Using the data below, repeat all of it precisely.

-------- Records supplied

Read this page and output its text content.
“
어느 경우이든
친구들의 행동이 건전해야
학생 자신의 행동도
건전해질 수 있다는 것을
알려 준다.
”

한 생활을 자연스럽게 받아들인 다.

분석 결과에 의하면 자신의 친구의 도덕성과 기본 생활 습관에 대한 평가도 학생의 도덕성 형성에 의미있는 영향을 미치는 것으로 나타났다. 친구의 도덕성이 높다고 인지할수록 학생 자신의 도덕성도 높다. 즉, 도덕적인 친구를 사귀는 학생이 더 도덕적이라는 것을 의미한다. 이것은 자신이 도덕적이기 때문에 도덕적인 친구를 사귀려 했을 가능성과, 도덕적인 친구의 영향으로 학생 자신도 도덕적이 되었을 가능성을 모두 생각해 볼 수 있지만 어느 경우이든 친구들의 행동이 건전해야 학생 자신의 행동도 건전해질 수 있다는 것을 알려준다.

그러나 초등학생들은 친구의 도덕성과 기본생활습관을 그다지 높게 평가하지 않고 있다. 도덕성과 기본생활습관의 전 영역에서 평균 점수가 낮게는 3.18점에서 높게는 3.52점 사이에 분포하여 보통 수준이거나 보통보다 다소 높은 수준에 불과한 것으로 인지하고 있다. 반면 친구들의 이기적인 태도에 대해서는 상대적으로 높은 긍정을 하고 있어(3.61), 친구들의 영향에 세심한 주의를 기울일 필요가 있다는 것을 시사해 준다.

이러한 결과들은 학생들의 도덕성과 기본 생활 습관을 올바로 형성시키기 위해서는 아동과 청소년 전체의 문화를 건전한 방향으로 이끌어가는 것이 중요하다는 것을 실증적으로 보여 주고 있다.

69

----------------

Exercise result:
Read this page and output its text content.
“
어느 경우이든
친구들의 행동이 건전해야
학생 자신의 행동도
건전해질 수 있다는 것을
알려 준다.
”

한 생활을 자연스럽게 받아들인 다.

분석 결과에 의하면 자신의 친구의 도덕성과 기본 생활 습관에 대한 평가도 학생의 도덕성 형성에 의미있는 영향을 미치는 것으로 나타났다. 친구의 도덕성이 높다고 인지할수록 학생 자신의 도덕성도 높다. 즉, 도덕적인 친구를 사귀는 학생이 더 도덕적이라는 것을 의미한다. 이것은 자신이 도덕적이기 때문에 도덕적인 친구를 사귀려 했을 가능성과, 도덕적인 친구의 영향으로 학생 자신도 도덕적이 되었을 가능성을 모두 생각해 볼 수 있지만 어느 경우이든 친구들의 행동이 건전해야 학생 자신의 행동도 건전해질 수 있다는 것을 알려준다.

그러나 초등학생들은 친구의 도덕성과 기본생활습관을 그다지 높게 평가하지 않고 있다. 도덕성과 기본생활습관의 전 영역에서 평균 점수가 낮게는 3.18점에서 높게는 3.52점 사이에 분포하여 보통 수준이거나 보통보다 다소 높은 수준에 불과한 것으로 인지하고 있다. 반면 친구들의 이기적인 태도에 대해서는 상대적으로 높은 긍정을 하고 있어(3.61), 친구들의 영향에 세심한 주의를 기울일 필요가 있다는 것을 시사해 준다.

이러한 결과들은 학생들의 도덕성과 기본 생활 습관을 올바로 형성시키기 위해서는 아동과 청소년 전체의 문화를 건전한 방향으로 이끌어가는 것이 중요하다는 것을 실증적으로 보여 주고 있다.

69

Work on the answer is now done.